Dataset items:

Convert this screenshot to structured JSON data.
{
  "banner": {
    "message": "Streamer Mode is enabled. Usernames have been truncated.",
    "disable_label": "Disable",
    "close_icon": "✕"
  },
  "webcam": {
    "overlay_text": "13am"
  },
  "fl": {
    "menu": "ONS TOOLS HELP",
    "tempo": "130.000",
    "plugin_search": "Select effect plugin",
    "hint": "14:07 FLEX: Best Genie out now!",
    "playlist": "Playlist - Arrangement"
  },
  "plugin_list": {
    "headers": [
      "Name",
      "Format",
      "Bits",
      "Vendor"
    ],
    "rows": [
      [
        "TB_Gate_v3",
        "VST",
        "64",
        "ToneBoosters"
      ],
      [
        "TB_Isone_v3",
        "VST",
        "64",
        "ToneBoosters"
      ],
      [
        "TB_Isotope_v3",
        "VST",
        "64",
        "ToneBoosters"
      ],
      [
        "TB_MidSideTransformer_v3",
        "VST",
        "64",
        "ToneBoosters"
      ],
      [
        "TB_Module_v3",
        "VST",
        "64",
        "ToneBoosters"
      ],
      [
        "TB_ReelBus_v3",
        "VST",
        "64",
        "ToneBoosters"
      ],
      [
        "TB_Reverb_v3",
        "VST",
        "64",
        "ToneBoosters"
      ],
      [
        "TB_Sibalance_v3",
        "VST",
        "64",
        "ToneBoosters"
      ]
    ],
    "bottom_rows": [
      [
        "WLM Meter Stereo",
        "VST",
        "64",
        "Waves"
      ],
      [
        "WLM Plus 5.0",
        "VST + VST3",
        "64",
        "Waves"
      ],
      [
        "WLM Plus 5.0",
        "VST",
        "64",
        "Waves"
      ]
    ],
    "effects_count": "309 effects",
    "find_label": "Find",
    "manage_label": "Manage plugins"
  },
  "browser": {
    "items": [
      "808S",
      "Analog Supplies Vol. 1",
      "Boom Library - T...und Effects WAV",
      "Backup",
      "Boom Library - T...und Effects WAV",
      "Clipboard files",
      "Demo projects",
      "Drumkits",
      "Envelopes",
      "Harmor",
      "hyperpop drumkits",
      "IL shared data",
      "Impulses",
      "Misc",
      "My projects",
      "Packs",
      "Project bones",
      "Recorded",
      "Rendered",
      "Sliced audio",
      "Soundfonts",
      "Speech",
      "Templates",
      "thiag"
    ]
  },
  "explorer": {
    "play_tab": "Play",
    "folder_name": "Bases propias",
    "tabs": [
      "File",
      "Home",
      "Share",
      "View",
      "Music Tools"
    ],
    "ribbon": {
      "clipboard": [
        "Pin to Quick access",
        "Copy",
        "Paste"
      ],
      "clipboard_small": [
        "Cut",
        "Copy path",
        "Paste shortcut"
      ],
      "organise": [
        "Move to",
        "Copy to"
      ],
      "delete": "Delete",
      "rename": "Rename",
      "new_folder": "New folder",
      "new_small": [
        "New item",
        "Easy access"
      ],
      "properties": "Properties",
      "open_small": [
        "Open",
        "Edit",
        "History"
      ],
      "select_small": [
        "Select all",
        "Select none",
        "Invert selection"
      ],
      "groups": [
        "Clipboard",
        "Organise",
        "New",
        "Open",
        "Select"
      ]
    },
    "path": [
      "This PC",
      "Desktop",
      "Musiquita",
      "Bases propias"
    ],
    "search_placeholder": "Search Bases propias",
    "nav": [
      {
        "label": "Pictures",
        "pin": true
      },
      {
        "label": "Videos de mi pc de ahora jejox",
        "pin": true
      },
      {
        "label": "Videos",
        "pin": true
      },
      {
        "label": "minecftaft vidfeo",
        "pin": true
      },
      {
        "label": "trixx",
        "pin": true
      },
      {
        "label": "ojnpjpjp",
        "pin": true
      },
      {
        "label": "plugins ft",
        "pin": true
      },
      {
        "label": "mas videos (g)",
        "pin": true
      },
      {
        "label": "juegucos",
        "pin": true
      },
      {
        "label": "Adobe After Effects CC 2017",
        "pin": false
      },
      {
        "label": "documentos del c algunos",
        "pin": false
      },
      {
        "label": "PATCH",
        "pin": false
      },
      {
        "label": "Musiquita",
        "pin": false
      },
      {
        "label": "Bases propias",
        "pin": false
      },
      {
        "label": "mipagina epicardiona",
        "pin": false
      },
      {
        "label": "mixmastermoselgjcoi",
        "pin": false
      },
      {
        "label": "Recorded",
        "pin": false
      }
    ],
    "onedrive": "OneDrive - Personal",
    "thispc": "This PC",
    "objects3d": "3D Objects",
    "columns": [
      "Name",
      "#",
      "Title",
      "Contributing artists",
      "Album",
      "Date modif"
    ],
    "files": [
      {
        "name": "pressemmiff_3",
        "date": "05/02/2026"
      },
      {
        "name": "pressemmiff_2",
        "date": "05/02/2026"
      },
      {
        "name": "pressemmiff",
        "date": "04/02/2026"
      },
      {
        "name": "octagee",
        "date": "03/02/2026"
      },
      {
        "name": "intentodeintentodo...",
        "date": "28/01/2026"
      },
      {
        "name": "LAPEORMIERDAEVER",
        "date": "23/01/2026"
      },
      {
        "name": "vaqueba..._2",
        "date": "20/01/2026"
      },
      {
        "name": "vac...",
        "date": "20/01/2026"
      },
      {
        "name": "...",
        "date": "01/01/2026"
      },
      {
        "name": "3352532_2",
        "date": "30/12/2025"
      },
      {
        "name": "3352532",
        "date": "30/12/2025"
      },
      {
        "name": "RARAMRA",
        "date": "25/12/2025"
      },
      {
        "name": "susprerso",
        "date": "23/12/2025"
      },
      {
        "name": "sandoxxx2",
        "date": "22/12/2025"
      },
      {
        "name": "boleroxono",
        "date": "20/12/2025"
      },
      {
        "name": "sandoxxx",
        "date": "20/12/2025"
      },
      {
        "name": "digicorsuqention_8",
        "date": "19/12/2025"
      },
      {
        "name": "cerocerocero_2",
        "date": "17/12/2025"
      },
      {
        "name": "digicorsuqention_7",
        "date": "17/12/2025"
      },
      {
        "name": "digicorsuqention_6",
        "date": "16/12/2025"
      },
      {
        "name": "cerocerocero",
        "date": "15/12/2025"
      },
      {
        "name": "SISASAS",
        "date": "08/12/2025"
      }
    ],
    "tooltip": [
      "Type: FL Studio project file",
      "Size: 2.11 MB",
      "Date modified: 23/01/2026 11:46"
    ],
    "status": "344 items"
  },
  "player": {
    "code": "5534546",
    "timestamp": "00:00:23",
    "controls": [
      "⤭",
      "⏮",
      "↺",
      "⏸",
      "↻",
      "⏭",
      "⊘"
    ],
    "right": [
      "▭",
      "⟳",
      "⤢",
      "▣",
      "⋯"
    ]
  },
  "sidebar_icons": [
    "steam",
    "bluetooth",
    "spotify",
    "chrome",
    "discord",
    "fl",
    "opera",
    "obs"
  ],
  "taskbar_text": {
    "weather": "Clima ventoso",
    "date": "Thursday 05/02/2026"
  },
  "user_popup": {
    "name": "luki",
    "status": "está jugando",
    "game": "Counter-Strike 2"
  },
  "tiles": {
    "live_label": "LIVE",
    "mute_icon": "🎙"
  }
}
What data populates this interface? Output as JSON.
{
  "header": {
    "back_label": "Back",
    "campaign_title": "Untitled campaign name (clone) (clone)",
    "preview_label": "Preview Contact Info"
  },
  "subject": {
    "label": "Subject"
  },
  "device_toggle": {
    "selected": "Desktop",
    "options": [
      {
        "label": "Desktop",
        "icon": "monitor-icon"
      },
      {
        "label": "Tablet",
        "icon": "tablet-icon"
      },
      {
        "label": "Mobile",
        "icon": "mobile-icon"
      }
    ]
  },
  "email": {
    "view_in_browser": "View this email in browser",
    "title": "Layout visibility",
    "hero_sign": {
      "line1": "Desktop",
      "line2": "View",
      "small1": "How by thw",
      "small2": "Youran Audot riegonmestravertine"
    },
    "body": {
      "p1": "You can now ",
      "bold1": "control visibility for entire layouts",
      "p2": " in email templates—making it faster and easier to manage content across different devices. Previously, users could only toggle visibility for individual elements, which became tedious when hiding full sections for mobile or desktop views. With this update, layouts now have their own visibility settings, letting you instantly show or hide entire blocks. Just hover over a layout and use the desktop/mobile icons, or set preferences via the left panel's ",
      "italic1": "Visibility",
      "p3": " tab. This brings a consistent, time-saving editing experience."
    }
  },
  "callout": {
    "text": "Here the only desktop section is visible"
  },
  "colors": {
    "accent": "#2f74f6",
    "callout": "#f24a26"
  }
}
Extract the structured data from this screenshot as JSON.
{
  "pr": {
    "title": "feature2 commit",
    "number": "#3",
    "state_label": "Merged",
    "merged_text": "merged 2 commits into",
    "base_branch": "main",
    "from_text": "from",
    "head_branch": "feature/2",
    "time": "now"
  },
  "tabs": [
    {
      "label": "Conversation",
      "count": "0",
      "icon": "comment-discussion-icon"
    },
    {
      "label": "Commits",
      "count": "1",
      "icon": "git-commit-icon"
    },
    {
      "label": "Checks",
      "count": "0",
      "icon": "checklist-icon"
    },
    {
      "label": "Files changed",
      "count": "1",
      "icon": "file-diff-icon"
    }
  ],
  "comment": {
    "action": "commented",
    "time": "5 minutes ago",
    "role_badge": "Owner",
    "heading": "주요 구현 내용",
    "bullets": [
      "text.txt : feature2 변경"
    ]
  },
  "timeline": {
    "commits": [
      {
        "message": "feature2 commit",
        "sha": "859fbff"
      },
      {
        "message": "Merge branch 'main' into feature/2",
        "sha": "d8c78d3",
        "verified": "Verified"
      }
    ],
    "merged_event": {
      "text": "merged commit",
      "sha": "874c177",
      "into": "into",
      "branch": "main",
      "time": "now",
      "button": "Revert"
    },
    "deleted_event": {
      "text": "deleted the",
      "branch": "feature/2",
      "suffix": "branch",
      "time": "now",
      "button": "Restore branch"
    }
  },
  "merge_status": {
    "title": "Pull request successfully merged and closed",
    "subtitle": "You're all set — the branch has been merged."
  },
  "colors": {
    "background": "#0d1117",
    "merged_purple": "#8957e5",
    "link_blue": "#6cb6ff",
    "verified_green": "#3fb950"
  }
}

- Work instructions -
Which lines in the data above contain "message"? Show each one.

- Response to this exercise -
    "message": "Streamer Mode is enabled. Usernames have been truncated.",
        "message": "feature2 commit",
        "message": "Merge branch 'main' into feature/2",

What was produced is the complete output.